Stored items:
* * *
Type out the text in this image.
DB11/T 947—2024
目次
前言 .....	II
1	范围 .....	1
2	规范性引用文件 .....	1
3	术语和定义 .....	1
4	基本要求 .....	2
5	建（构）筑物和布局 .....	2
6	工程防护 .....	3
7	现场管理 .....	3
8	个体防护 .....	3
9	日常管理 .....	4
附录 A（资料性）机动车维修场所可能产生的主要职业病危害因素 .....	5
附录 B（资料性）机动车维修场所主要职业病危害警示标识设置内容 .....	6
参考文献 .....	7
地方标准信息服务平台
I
* * *
■ **Exercise directions**: Output the entries verbatim.

■ **Correct response**:
Type out the text in this image.
DB11/T 947—2024
目次
前言 .....	II
1	范围 .....	1
2	规范性引用文件 .....	1
3	术语和定义 .....	1
4	基本要求 .....	2
5	建（构）筑物和布局 .....	2
6	工程防护 .....	3
7	现场管理 .....	3
8	个体防护 .....	3
9	日常管理 .....	4
附录 A（资料性）机动车维修场所可能产生的主要职业病危害因素 .....	5
附录 B（资料性）机动车维修场所主要职业病危害警示标识设置内容 .....	6
参考文献 .....	7
地方标准信息服务平台
I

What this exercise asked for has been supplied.